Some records
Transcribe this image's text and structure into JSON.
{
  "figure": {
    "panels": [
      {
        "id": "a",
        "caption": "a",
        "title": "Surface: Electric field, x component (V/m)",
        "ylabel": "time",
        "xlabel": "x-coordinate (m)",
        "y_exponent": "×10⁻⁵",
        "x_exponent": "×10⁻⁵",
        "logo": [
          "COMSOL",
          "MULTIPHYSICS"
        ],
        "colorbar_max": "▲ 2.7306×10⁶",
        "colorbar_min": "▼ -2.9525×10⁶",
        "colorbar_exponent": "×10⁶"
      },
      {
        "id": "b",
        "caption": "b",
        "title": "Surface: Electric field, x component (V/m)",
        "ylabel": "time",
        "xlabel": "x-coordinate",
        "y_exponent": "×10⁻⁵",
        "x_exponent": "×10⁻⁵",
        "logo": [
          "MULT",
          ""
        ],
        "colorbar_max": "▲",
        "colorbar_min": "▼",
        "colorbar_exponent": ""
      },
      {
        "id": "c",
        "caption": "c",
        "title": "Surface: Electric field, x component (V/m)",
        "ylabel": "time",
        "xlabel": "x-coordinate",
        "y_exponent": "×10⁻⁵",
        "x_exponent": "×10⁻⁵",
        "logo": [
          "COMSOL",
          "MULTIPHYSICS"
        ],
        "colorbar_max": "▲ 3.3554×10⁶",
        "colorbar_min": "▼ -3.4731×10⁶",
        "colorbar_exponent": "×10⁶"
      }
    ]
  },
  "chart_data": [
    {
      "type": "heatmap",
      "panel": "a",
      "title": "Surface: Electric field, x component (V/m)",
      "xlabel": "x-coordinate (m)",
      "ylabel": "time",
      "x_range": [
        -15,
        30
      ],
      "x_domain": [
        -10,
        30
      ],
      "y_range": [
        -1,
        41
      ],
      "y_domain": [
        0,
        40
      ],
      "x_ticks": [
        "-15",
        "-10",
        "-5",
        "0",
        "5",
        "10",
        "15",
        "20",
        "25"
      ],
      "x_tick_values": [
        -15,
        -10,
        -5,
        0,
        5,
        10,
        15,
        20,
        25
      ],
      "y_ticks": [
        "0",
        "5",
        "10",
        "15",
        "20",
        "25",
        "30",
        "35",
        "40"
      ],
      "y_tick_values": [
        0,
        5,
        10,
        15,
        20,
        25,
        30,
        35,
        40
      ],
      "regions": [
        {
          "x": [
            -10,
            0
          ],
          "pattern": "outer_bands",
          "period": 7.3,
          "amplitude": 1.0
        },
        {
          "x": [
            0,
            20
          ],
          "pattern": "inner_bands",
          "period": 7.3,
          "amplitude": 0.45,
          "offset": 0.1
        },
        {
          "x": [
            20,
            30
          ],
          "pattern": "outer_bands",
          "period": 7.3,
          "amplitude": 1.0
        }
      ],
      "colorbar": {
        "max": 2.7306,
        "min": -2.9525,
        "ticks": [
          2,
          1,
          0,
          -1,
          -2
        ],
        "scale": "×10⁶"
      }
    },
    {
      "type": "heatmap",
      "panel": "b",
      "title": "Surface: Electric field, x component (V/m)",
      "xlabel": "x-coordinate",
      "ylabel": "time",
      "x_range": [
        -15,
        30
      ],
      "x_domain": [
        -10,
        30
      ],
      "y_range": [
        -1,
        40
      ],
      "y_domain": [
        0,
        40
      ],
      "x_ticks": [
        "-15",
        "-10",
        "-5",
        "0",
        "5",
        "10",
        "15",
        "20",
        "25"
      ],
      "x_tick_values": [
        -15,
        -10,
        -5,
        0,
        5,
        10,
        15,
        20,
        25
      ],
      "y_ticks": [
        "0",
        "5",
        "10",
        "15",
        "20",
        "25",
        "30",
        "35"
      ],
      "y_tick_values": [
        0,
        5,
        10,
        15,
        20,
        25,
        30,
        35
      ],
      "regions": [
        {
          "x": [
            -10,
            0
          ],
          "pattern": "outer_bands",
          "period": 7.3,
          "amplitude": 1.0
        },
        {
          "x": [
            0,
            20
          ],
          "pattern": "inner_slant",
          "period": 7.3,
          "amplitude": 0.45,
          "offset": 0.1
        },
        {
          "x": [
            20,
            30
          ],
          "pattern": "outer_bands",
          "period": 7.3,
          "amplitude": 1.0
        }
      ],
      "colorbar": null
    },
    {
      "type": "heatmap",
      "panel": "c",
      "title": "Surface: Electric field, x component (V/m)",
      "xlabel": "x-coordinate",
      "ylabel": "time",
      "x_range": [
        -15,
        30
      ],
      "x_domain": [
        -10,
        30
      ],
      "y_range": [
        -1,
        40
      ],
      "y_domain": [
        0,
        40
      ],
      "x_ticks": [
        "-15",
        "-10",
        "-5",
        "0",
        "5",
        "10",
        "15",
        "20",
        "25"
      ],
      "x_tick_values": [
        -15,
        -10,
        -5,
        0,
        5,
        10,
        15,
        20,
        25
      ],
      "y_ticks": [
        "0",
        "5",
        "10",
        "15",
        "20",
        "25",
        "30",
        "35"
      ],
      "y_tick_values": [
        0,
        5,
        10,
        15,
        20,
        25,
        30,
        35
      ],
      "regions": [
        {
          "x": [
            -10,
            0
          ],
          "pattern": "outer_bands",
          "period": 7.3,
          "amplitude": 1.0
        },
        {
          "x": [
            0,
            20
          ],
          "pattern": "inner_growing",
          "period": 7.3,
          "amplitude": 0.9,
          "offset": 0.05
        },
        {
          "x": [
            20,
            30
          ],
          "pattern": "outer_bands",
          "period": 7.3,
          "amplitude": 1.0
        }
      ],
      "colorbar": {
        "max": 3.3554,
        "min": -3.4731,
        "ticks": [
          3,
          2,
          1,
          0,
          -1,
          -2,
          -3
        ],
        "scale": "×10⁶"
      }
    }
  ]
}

# TASK DESCRIPTION
Would you give the material above again, complete and exact?

# IN RESPONSE
Transcribe this image's text and structure into JSON.
{
  "figure": {
    "panels": [
      {
        "id": "a",
        "caption": "a",
        "title": "Surface: Electric field, x component (V/m)",
        "ylabel": "time",
        "xlabel": "x-coordinate (m)",
        "y_exponent": "×10⁻⁵",
        "x_exponent": "×10⁻⁵",
        "logo": [
          "COMSOL",
          "MULTIPHYSICS"
        ],
        "colorbar_max": "▲ 2.7306×10⁶",
        "colorbar_min": "▼ -2.9525×10⁶",
        "colorbar_exponent": "×10⁶"
      },
      {
        "id": "b",
        "caption": "b",
        "title": "Surface: Electric field, x component (V/m)",
        "ylabel": "time",
        "xlabel": "x-coordinate",
        "y_exponent": "×10⁻⁵",
        "x_exponent": "×10⁻⁵",
        "logo": [
          "MULT",
          ""
        ],
        "colorbar_max": "▲",
        "colorbar_min": "▼",
        "colorbar_exponent": ""
      },
      {
        "id": "c",
        "caption": "c",
        "title": "Surface: Electric field, x component (V/m)",
        "ylabel": "time",
        "xlabel": "x-coordinate",
        "y_exponent": "×10⁻⁵",
        "x_exponent": "×10⁻⁵",
        "logo": [
          "COMSOL",
          "MULTIPHYSICS"
        ],
        "colorbar_max": "▲ 3.3554×10⁶",
        "colorbar_min": "▼ -3.4731×10⁶",
        "colorbar_exponent": "×10⁶"
      }
    ]
  },
  "chart_data": [
    {
      "type": "heatmap",
      "panel": "a",
      "title": "Surface: Electric field, x component (V/m)",
      "xlabel": "x-coordinate (m)",
      "ylabel": "time",
      "x_range": [
        -15,
        30
      ],
      "x_domain": [
        -10,
        30
      ],
      "y_range": [
        -1,
        41
      ],
      "y_domain": [
        0,
        40
      ],
      "x_ticks": [
        "-15",
        "-10",
        "-5",
        "0",
        "5",
        "10",
        "15",
        "20",
        "25"
      ],
      "x_tick_values": [
        -15,
        -10,
        -5,
        0,
        5,
        10,
        15,
        20,
        25
      ],
      "y_ticks": [
        "0",
        "5",
        "10",
        "15",
        "20",
        "25",
        "30",
        "35",
        "40"
      ],
      "y_tick_values": [
        0,
        5,
        10,
        15,
        20,
        25,
        30,
        35,
        40
      ],
      "regions": [
        {
          "x": [
            -10,
            0
          ],
          "pattern": "outer_bands",
          "period": 7.3,
          "amplitude": 1.0
        },
        {
          "x": [
            0,
            20
          ],
          "pattern": "inner_bands",
          "period": 7.3,
          "amplitude": 0.45,
          "offset": 0.1
        },
        {
          "x": [
            20,
            30
          ],
          "pattern": "outer_bands",
          "period": 7.3,
          "amplitude": 1.0
        }
      ],
      "colorbar": {
        "max": 2.7306,
        "min": -2.9525,
        "ticks": [
          2,
          1,
          0,
          -1,
          -2
        ],
        "scale": "×10⁶"
      }
    },
    {
      "type": "heatmap",
      "panel": "b",
      "title": "Surface: Electric field, x component (V/m)",
      "xlabel": "x-coordinate",
      "ylabel": "time",
      "x_range": [
        -15,
        30
      ],
      "x_domain": [
        -10,
        30
      ],
      "y_range": [
        -1,
        40
      ],
      "y_domain": [
        0,
        40
      ],
      "x_ticks": [
        "-15",
        "-10",
        "-5",
        "0",
        "5",
        "10",
        "15",
        "20",
        "25"
      ],
      "x_tick_values": [
        -15,
        -10,
        -5,
        0,
        5,
        10,
        15,
        20,
        25
      ],
      "y_ticks": [
        "0",
        "5",
        "10",
        "15",
        "20",
        "25",
        "30",
        "35"
      ],
      "y_tick_values": [
        0,
        5,
        10,
        15,
        20,
        25,
        30,
        35
      ],
      "regions": [
        {
          "x": [
            -10,
            0
          ],
          "pattern": "outer_bands",
          "period": 7.3,
          "amplitude": 1.0
        },
        {
          "x": [
            0,
            20
          ],
          "pattern": "inner_slant",
          "period": 7.3,
          "amplitude": 0.45,
          "offset": 0.1
        },
        {
          "x": [
            20,
            30
          ],
          "pattern": "outer_bands",
          "period": 7.3,
          "amplitude": 1.0
        }
      ],
      "colorbar": null
    },
    {
      "type": "heatmap",
      "panel": "c",
      "title": "Surface: Electric field, x component (V/m)",
      "xlabel": "x-coordinate",
      "ylabel": "time",
      "x_range": [
        -15,
        30
      ],
      "x_domain": [
        -10,
        30
      ],
      "y_range": [
        -1,
        40
      ],
      "y_domain": [
        0,
        40
      ],
      "x_ticks": [
        "-15",
        "-10",
        "-5",
        "0",
        "5",
        "10",
        "15",
        "20",
        "25"
      ],
      "x_tick_values": [
        -15,
        -10,
        -5,
        0,
        5,
        10,
        15,
        20,
        25
      ],
      "y_ticks": [
        "0",
        "5",
        "10",
        "15",
        "20",
        "25",
        "30",
        "35"
      ],
      "y_tick_values": [
        0,
        5,
        10,
        15,
        20,
        25,
        30,
        35
      ],
      "regions": [
        {
          "x": [
            -10,
            0
          ],
          "pattern": "outer_bands",
          "period": 7.3,
          "amplitude": 1.0
        },
        {
          "x": [
            0,
            20
          ],
          "pattern": "inner_growing",
          "period": 7.3,
          "amplitude": 0.9,
          "offset": 0.05
        },
        {
          "x": [
            20,
            30
          ],
          "pattern": "outer_bands",
          "period": 7.3,
          "amplitude": 1.0
        }
      ],
      "colorbar": {
        "max": 3.3554,
        "min": -3.4731,
        "ticks": [
          3,
          2,
          1,
          0,
          -1,
          -2,
          -3
        ],
        "scale": "×10⁶"
      }
    }
  ]
}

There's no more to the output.